Ces visites ne devaient pas tarder à alerter la police. Celle-ci trouva étranges les déplacements vers Paris que Mme Roger accomplissait au début de chaque mois à bord d’une 403 noire, qui était la propriété de la clinique où son mari dirigeait le service de neuro-psychiatrie. Cette voiture, dont elle pouvait se servir à son gré, fut prise en filature par les services de la DST. Les enquêteurs remarquèrent que Mme Roger, chaque fois qu’elle se déplaçait vers la capitale, changeait d’itinéraire, empruntant tantôt la route nationale 7, sur la rive gauche du Rhône, tantôt la route située sur la rive droite du fleuve. Ils avaient également noté la présence constante, à bord de la 403, d’un individu de type nord-africain».
Le même journal exprimait la surprise que ce soutien aux Algériens provienne d’une femme de ce milieu aisé et bourgeois : «L’annonce de l’arrestation, en compagnie du chef de la wilaya France-Sud du docteur Annette Roger, neurologue et militante communiste, a jeté un vif émoi dans les milieux médicaux de Marseille. Femme d’un médecin, médecin elle-même, mère de deux enfants âgés de huit et dix ans, elle était la belle-fille du professeur Henri Roger, de la faculté de médecine de Marseille, qui mourut en 1951.»
══════════
■ Consigne:
D'après l'extrait sur l'arrestation d'Annette Roger, pourquoi le journal se montrait-il surpris par ce soutien aux Algériens ? Répondez en une à trois phrases.
══════════
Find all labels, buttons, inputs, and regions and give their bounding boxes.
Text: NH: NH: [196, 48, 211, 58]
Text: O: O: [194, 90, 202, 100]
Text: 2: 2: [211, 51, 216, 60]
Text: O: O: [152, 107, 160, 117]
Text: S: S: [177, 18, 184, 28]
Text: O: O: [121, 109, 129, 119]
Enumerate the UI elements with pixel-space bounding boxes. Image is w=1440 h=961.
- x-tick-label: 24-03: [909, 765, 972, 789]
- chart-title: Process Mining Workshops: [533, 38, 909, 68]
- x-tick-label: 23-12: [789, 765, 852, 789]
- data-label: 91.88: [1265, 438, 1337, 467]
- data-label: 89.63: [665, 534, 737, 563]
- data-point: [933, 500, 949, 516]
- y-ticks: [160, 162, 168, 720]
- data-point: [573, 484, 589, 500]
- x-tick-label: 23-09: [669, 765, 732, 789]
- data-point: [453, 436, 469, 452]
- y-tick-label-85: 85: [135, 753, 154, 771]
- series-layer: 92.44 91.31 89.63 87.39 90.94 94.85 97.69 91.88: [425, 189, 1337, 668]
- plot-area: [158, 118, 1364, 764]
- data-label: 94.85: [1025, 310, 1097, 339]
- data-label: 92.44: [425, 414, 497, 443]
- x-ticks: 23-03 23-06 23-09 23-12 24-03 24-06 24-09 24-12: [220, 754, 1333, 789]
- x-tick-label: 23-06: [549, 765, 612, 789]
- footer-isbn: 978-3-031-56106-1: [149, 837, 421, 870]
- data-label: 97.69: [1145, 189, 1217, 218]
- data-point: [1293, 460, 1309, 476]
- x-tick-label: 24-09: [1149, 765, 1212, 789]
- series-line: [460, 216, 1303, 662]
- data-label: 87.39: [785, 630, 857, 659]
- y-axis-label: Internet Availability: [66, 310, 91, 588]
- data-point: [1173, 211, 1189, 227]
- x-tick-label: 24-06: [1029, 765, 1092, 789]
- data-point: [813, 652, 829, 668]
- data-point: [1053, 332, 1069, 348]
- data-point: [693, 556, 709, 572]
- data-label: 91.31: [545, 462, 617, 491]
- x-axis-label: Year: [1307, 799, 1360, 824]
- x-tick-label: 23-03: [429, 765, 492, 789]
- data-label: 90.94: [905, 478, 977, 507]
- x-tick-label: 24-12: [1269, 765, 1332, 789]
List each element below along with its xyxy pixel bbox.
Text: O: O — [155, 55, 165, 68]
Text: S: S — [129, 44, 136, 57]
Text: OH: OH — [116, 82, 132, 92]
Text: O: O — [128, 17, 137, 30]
══════════
■ Résultat:
Le journal était surpris parce que ce soutien venait d'une femme d'un milieu aisé et bourgeois. Annette Roger était neurologue, épouse de médecin et mère de deux enfants. Elle était aussi la belle-fille du professeur Henri Roger, de la faculté de médecine de Marseille.